(WHAT THE EXERCISE ASKS) Copy each line containing the word "they" from the records that follow, please.

(EXCERPTED DATA)
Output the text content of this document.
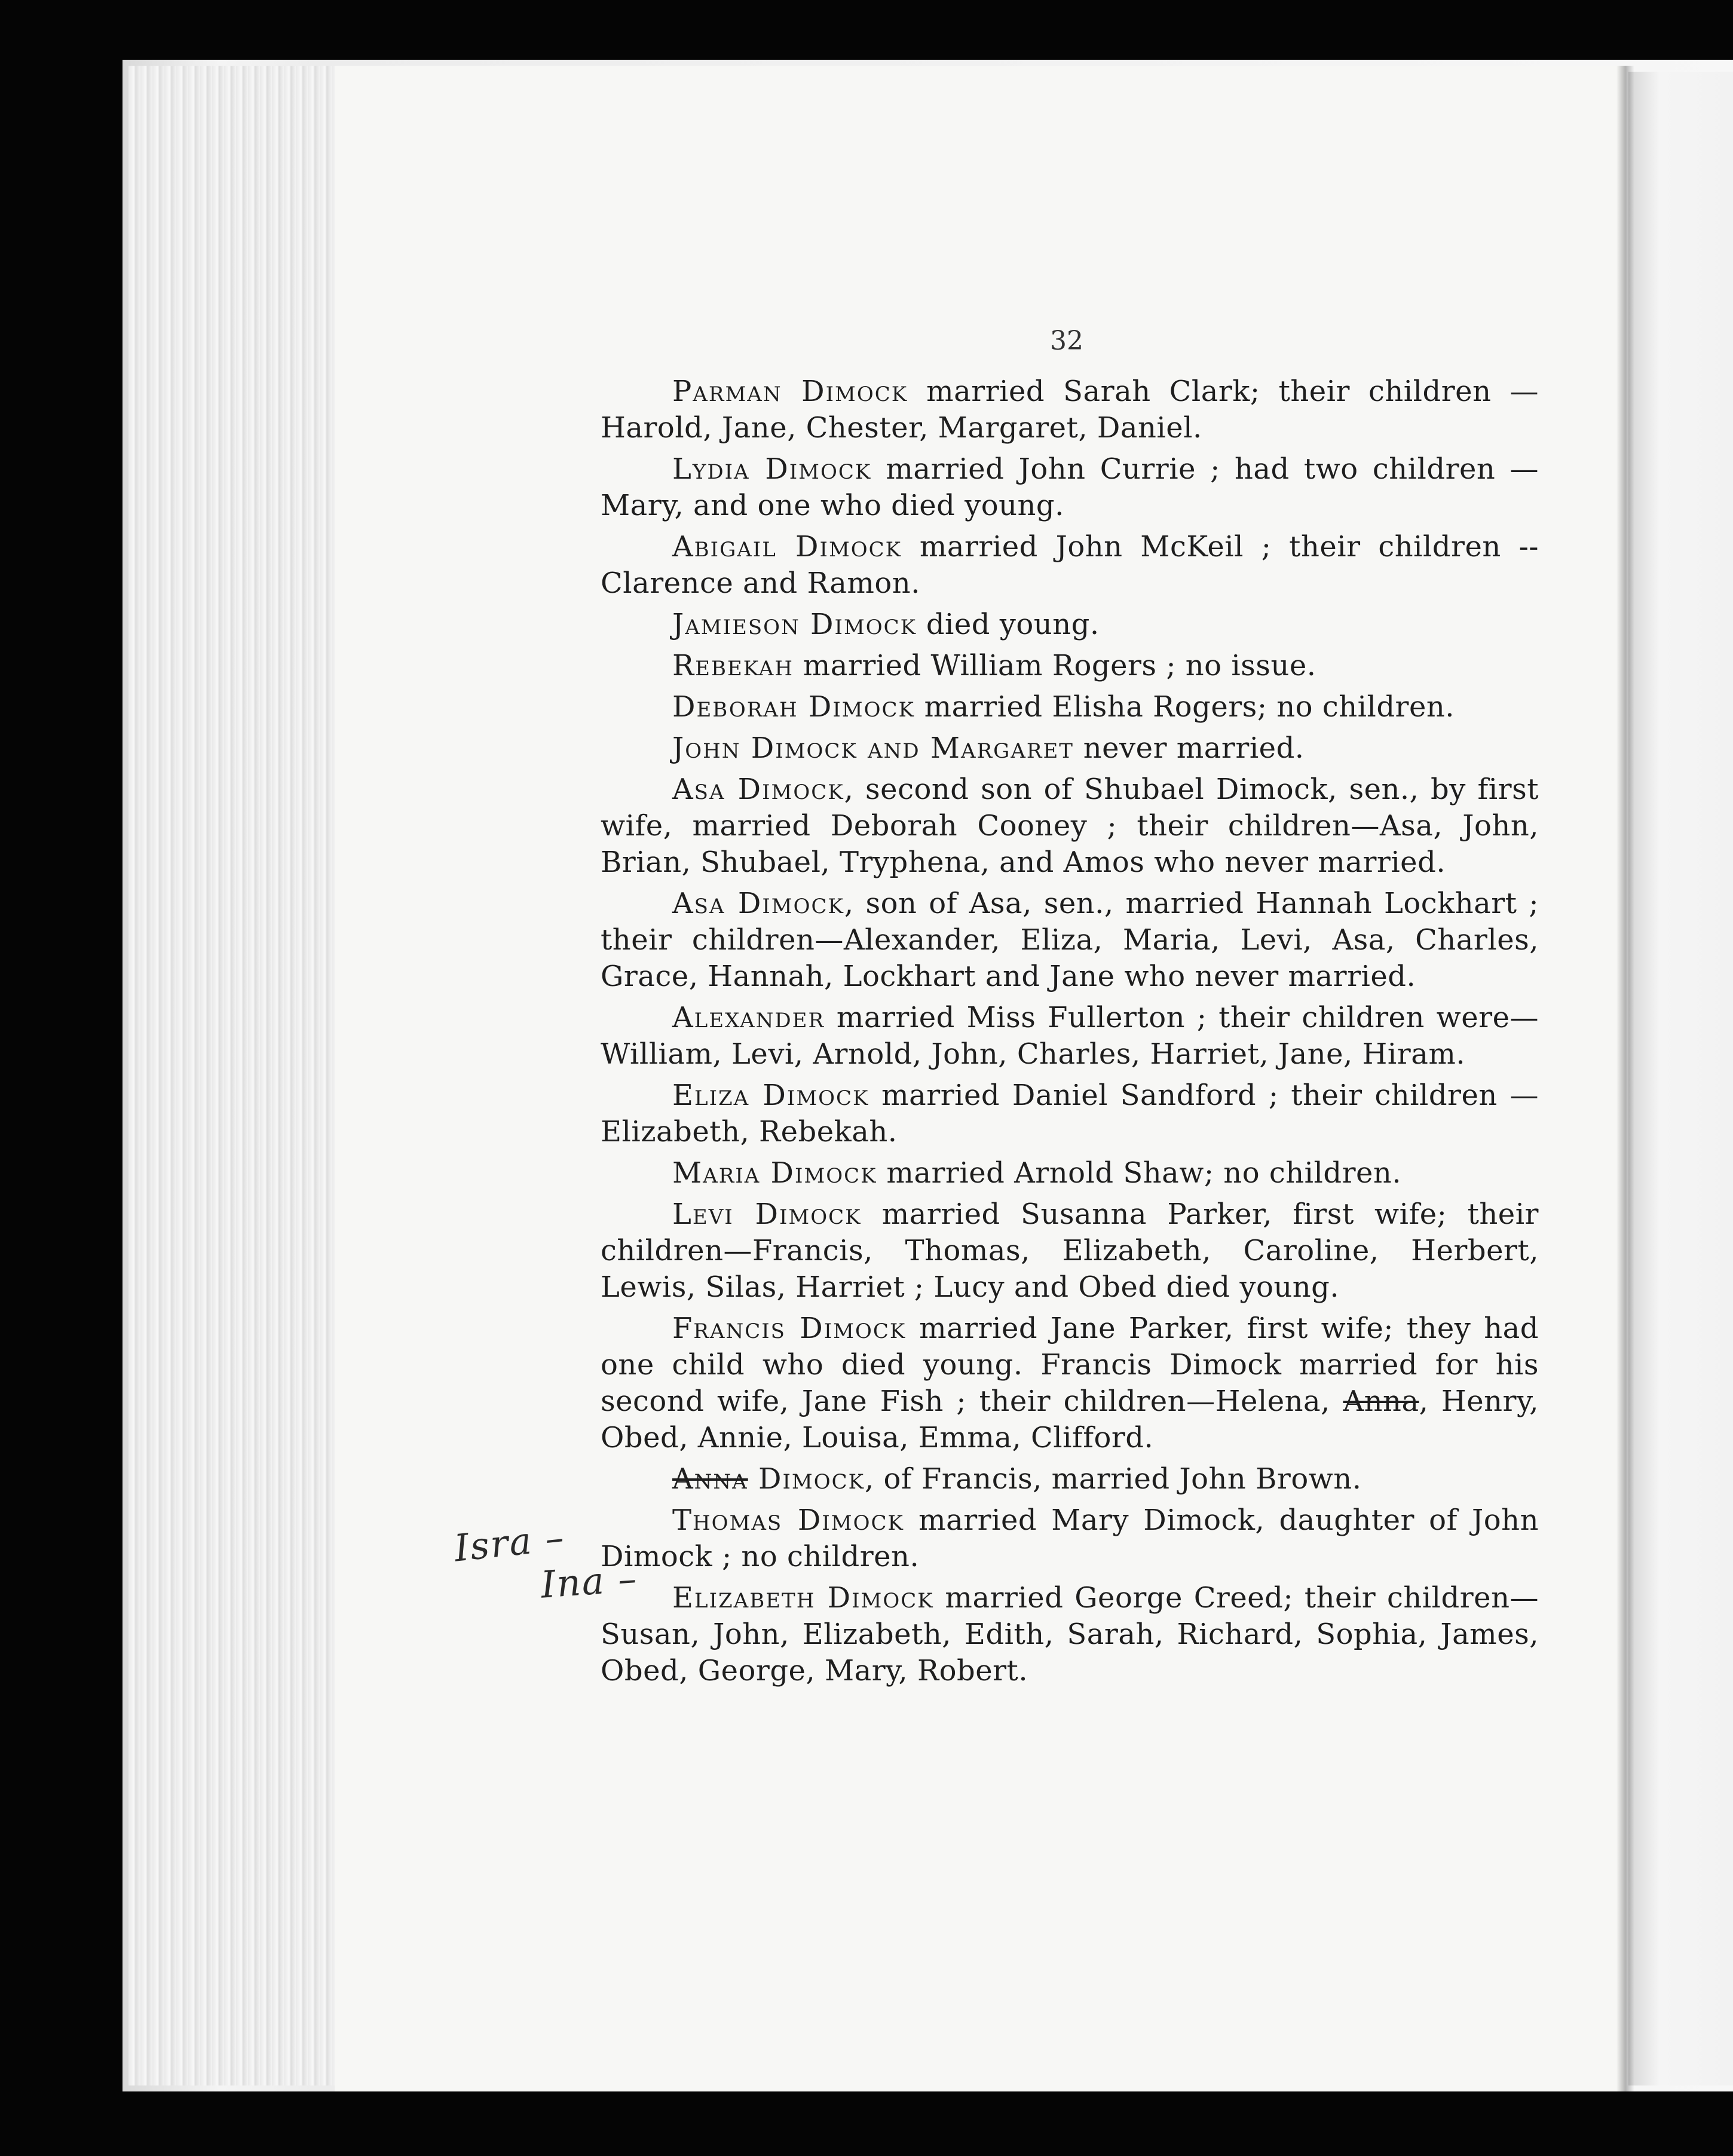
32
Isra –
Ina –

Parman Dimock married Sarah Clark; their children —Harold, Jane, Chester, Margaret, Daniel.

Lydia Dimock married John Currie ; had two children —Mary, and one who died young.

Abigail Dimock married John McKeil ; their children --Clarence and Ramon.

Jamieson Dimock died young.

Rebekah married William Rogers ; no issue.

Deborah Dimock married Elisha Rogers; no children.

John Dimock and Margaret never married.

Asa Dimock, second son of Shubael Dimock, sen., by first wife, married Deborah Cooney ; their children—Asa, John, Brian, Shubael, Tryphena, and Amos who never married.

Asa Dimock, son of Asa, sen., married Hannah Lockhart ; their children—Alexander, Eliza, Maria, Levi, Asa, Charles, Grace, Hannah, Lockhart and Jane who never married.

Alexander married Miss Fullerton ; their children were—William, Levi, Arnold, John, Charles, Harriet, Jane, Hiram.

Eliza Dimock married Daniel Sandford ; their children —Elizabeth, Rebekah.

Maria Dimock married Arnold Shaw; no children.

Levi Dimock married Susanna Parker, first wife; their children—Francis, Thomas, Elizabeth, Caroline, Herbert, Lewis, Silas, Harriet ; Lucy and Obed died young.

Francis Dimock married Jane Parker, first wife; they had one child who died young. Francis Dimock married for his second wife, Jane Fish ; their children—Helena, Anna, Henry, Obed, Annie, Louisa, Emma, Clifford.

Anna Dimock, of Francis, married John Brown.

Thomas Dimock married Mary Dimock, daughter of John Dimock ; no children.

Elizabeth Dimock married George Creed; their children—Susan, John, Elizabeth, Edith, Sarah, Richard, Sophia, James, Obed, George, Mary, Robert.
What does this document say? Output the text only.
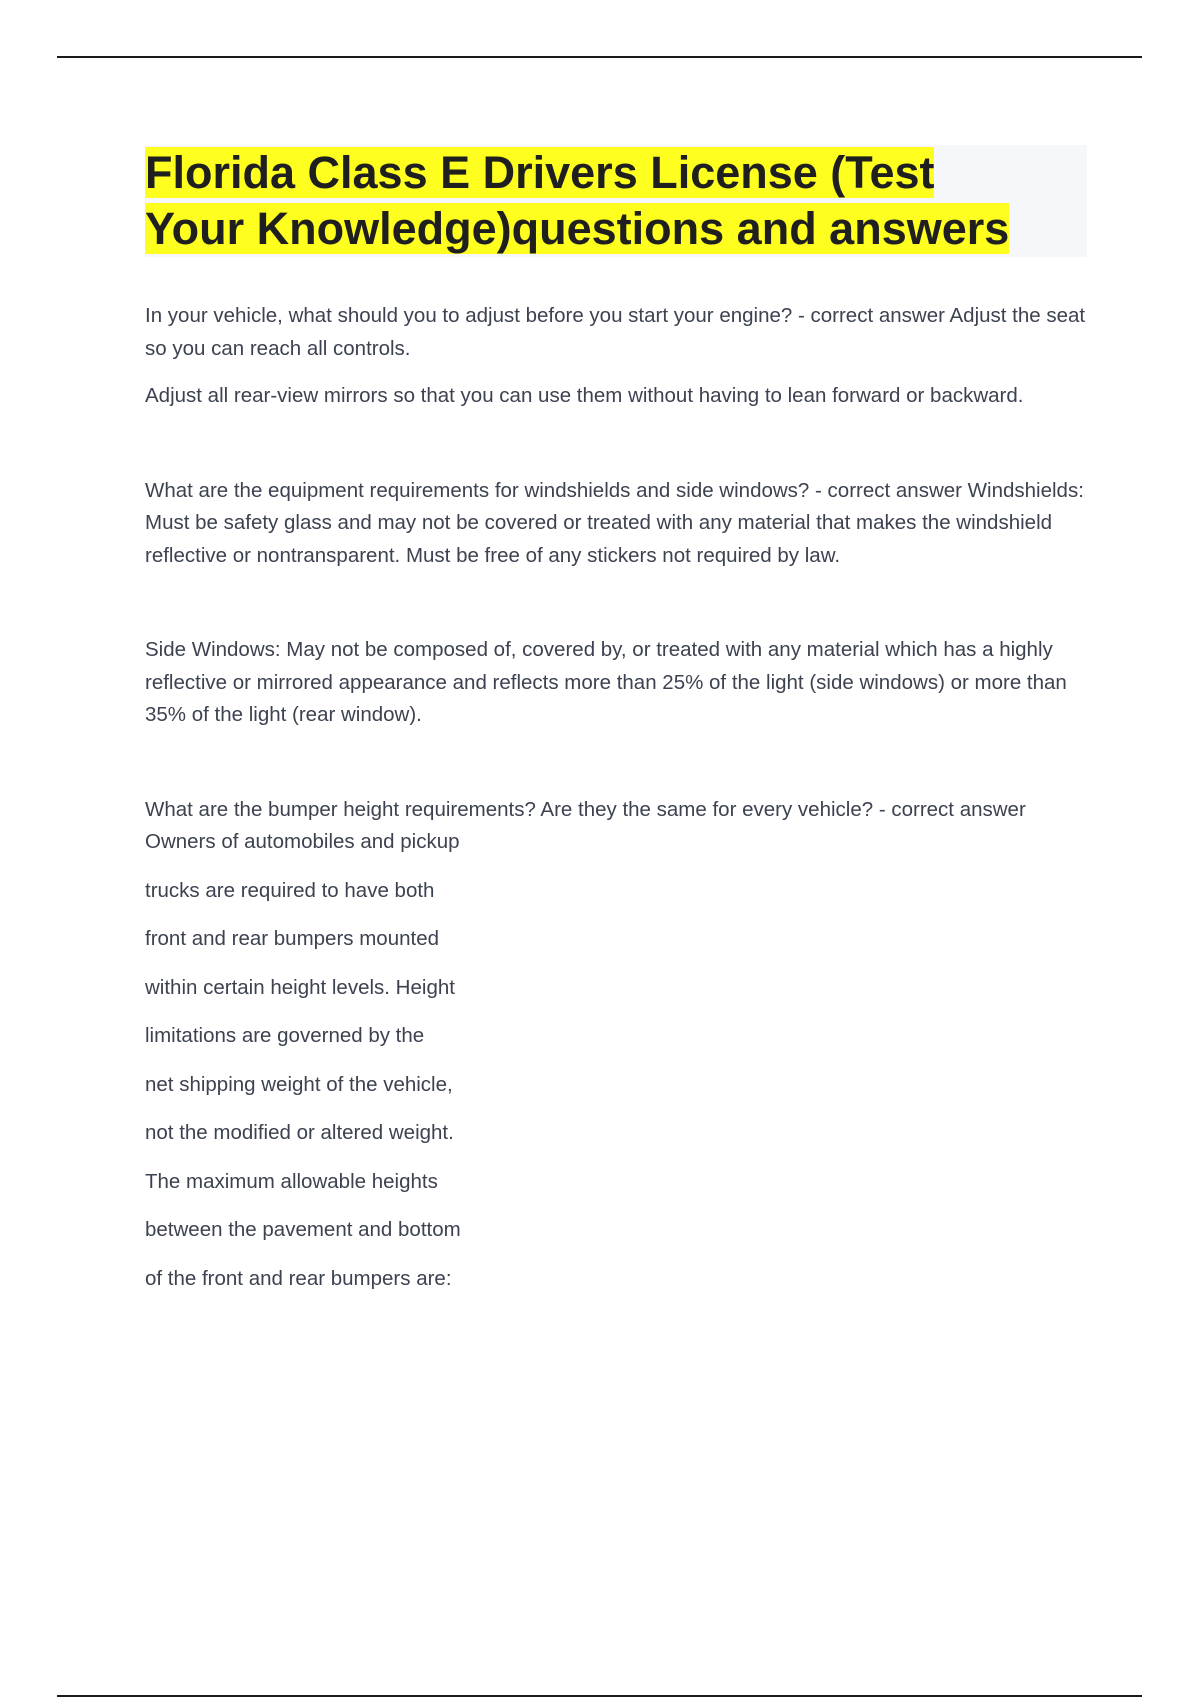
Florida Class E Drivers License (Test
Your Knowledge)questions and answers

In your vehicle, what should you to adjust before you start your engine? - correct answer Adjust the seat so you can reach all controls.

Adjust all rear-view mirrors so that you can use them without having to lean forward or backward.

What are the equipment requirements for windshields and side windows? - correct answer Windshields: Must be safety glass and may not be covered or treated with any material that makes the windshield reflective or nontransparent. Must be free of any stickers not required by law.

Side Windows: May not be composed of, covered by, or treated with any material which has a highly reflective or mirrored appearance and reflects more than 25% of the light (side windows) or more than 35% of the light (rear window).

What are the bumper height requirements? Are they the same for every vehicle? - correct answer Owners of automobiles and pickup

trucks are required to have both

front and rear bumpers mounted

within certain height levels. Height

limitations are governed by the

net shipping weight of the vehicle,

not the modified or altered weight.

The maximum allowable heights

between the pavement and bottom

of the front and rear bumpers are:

(RESULT OF THIS EXERCISE)
Francis Dimock married Jane Parker, first wife; they had one child who died young. Francis Dimock married for his second wife, Jane Fish ; their children—Helena, Anna, Henry, Obed, Annie, Louisa, Emma, Clifford.
What are the bumper height requirements? Are they the same for every vehicle? - correct answer Owners of automobiles and pickup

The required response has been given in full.